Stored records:
####################
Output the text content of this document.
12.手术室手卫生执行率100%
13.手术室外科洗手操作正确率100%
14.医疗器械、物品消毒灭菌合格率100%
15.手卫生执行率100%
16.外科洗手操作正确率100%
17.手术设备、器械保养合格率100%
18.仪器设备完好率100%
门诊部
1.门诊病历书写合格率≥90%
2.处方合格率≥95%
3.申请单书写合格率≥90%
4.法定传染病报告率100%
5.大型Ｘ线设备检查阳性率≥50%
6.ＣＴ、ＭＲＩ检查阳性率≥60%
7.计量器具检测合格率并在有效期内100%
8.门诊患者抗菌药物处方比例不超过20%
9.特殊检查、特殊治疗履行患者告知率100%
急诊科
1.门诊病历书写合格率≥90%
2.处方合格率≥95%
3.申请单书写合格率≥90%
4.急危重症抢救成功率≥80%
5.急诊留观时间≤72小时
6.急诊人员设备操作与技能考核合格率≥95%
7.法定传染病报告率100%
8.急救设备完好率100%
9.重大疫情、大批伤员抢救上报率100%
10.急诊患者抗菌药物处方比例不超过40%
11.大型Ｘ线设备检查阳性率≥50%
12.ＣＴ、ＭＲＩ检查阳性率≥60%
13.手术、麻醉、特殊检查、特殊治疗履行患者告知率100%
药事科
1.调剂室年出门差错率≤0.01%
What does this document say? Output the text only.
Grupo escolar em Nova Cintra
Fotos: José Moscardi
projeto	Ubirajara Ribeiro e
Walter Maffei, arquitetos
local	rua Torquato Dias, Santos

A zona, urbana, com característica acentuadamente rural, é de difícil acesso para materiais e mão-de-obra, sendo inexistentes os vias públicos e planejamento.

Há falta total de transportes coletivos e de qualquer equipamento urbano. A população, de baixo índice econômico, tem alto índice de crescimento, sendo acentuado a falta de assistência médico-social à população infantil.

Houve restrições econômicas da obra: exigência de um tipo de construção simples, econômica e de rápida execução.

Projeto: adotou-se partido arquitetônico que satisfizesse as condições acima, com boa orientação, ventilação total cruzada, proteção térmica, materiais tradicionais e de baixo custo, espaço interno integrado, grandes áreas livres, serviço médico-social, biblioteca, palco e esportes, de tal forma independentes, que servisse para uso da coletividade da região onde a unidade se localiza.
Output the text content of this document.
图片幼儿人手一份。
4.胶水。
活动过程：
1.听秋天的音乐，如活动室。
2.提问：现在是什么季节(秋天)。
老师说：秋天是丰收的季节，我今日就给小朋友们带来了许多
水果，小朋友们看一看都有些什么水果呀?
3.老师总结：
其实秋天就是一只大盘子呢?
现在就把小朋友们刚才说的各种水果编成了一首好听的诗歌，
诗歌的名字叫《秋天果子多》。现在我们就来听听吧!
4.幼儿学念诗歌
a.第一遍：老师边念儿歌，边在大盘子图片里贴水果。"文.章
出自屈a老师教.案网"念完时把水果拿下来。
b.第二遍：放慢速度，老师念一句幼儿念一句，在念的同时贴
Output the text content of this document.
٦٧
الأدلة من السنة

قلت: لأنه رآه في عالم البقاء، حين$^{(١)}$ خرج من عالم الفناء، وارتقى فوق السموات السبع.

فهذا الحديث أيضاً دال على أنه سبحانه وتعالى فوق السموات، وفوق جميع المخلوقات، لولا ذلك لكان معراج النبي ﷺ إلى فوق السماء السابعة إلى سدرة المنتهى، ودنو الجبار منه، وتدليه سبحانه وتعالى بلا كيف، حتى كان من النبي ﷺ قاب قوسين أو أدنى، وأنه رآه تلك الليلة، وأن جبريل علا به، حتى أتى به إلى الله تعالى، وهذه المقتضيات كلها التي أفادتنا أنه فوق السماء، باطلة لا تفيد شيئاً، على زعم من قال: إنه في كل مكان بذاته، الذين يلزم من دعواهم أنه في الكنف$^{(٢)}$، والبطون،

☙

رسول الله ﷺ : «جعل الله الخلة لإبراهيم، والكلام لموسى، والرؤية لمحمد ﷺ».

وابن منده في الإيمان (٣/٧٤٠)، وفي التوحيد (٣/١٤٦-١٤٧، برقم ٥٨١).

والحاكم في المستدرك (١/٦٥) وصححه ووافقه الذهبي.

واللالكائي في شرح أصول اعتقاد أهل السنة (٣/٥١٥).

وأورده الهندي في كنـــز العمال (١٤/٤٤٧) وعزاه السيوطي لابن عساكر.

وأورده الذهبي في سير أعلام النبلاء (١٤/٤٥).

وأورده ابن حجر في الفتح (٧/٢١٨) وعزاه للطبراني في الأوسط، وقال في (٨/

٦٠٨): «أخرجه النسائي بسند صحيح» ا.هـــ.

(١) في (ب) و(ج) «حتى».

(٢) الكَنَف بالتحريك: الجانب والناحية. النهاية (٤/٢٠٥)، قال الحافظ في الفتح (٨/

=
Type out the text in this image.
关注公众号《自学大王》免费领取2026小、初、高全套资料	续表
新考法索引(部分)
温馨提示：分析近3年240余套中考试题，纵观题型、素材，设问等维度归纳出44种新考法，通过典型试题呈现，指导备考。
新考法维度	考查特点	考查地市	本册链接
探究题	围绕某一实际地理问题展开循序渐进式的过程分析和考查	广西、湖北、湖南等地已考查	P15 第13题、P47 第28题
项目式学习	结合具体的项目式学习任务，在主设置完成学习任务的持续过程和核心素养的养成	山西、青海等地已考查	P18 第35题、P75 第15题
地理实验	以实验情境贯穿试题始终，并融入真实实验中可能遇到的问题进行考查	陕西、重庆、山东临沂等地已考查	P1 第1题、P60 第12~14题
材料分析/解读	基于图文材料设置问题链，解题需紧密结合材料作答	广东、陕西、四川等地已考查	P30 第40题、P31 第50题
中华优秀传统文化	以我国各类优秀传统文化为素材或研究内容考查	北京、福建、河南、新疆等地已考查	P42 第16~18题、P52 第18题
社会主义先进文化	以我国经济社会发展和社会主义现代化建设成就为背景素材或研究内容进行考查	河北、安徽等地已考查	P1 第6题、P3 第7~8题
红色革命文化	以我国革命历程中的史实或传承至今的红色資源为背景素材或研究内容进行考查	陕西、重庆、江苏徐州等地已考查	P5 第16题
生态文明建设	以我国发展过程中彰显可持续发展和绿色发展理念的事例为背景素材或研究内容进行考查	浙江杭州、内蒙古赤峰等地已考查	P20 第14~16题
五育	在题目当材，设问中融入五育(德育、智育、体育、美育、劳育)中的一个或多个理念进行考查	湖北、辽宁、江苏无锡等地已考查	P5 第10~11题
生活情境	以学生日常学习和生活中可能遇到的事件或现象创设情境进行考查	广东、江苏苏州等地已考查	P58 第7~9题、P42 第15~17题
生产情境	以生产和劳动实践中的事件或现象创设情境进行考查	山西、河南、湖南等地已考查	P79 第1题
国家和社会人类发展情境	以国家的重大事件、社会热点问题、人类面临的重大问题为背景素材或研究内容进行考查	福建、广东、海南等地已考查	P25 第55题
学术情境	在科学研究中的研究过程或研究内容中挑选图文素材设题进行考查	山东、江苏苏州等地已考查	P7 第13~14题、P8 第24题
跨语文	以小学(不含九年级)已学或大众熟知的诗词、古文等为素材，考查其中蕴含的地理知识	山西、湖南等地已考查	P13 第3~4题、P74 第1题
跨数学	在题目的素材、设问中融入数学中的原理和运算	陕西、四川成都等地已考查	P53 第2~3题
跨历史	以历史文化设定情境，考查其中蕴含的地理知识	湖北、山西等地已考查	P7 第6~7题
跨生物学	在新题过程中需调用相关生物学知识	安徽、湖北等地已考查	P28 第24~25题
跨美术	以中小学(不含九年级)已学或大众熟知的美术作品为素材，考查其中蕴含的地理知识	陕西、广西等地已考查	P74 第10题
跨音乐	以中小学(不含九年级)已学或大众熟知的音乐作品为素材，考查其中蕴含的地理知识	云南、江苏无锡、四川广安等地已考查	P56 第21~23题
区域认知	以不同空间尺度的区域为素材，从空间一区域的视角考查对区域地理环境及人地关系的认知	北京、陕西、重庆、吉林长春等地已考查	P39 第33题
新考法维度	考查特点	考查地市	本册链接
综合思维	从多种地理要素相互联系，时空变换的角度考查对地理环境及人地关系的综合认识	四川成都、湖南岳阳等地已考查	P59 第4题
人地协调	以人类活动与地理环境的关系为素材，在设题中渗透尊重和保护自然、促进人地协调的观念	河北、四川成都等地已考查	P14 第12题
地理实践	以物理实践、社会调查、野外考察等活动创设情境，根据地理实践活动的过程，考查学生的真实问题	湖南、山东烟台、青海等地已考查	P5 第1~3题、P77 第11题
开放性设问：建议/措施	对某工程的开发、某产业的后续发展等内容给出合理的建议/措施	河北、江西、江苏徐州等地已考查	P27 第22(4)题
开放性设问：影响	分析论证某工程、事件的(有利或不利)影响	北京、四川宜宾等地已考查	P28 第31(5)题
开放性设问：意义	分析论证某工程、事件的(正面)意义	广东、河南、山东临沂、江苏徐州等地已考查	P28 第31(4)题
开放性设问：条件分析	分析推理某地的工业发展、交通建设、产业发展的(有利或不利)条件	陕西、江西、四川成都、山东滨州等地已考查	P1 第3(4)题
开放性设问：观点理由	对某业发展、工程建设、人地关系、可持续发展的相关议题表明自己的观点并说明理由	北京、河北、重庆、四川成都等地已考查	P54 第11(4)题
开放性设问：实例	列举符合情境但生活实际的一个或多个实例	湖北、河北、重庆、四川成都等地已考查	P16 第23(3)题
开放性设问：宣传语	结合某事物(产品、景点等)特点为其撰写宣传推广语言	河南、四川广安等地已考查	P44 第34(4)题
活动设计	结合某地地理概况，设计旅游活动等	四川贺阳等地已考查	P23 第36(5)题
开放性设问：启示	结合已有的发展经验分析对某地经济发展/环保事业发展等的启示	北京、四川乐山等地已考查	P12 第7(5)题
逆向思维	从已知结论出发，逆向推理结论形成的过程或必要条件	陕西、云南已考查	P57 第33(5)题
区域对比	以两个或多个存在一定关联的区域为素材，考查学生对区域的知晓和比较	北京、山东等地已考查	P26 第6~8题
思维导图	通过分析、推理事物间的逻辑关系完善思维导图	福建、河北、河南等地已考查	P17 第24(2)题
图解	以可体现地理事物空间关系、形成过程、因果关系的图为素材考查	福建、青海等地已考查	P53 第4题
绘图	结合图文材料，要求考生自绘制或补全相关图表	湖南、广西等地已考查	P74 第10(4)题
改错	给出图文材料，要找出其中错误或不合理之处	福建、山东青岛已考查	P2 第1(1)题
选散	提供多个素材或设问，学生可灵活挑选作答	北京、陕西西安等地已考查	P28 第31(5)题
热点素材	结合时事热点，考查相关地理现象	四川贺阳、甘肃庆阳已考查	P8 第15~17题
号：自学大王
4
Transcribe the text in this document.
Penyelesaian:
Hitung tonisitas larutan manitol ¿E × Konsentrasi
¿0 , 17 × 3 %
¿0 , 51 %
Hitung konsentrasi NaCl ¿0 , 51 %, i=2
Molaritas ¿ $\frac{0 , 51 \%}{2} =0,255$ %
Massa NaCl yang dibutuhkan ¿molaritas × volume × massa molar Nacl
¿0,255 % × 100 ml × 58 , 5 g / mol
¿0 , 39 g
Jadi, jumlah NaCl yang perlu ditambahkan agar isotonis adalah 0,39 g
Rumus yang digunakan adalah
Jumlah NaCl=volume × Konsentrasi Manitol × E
####################
• _EXERCISE DETAILS_:
Look through the entries above; copy every line holding the string "广西等地已考查".

• _EXPECTED ANSWER_:
跨美术	以中小学(不含九年级)已学或大众熟知的美术作品为素材，考查其中蕴含的地理知识	陕西、广西等地已考查	P74 第10题
绘图	结合图文材料，要求考生自绘制或补全相关图表	湖南、广西等地已考查	P74 第10(4)题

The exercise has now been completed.